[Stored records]
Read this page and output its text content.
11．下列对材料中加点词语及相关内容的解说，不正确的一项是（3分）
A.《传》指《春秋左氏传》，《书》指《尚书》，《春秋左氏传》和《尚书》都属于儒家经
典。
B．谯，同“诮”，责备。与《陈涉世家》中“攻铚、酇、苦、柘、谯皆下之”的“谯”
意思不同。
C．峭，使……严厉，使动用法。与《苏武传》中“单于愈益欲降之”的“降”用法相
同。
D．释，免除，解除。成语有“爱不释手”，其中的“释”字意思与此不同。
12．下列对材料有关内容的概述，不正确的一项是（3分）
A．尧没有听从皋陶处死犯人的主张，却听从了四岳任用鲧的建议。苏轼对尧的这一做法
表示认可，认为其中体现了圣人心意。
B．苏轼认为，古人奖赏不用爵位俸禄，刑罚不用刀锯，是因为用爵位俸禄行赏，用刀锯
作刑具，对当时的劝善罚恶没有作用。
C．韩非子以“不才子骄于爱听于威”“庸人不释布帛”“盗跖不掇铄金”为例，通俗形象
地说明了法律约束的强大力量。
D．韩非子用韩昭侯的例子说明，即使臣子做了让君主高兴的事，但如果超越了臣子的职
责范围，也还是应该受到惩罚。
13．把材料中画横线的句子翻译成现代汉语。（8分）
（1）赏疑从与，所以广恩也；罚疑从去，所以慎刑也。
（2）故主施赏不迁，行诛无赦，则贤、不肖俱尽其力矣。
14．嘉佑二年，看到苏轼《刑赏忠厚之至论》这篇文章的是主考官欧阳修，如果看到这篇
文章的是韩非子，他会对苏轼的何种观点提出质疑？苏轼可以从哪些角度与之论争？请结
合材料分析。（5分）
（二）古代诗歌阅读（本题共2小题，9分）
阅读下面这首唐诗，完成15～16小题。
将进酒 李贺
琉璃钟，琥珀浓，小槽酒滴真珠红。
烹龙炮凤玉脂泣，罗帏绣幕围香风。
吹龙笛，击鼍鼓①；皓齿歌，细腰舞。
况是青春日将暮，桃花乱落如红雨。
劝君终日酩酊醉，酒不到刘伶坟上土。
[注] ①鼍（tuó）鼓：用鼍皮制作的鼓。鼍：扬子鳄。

▶ JOB: Write out each line of the data above again, exactly as given.

▶ PROBLEM SOLUTION:
Read this page and output its text content.
11．下列对材料中加点词语及相关内容的解说，不正确的一项是（3分）
A.《传》指《春秋左氏传》，《书》指《尚书》，《春秋左氏传》和《尚书》都属于儒家经
典。
B．谯，同“诮”，责备。与《陈涉世家》中“攻铚、酇、苦、柘、谯皆下之”的“谯”
意思不同。
C．峭，使……严厉，使动用法。与《苏武传》中“单于愈益欲降之”的“降”用法相
同。
D．释，免除，解除。成语有“爱不释手”，其中的“释”字意思与此不同。
12．下列对材料有关内容的概述，不正确的一项是（3分）
A．尧没有听从皋陶处死犯人的主张，却听从了四岳任用鲧的建议。苏轼对尧的这一做法
表示认可，认为其中体现了圣人心意。
B．苏轼认为，古人奖赏不用爵位俸禄，刑罚不用刀锯，是因为用爵位俸禄行赏，用刀锯
作刑具，对当时的劝善罚恶没有作用。
C．韩非子以“不才子骄于爱听于威”“庸人不释布帛”“盗跖不掇铄金”为例，通俗形象
地说明了法律约束的强大力量。
D．韩非子用韩昭侯的例子说明，即使臣子做了让君主高兴的事，但如果超越了臣子的职
责范围，也还是应该受到惩罚。
13．把材料中画横线的句子翻译成现代汉语。（8分）
（1）赏疑从与，所以广恩也；罚疑从去，所以慎刑也。
（2）故主施赏不迁，行诛无赦，则贤、不肖俱尽其力矣。
14．嘉佑二年，看到苏轼《刑赏忠厚之至论》这篇文章的是主考官欧阳修，如果看到这篇
文章的是韩非子，他会对苏轼的何种观点提出质疑？苏轼可以从哪些角度与之论争？请结
合材料分析。（5分）
（二）古代诗歌阅读（本题共2小题，9分）
阅读下面这首唐诗，完成15～16小题。
将进酒 李贺
琉璃钟，琥珀浓，小槽酒滴真珠红。
烹龙炮凤玉脂泣，罗帏绣幕围香风。
吹龙笛，击鼍鼓①；皓齿歌，细腰舞。
况是青春日将暮，桃花乱落如红雨。
劝君终日酩酊醉，酒不到刘伶坟上土。
[注] ①鼍（tuó）鼓：用鼍皮制作的鼓。鼍：扬子鳄。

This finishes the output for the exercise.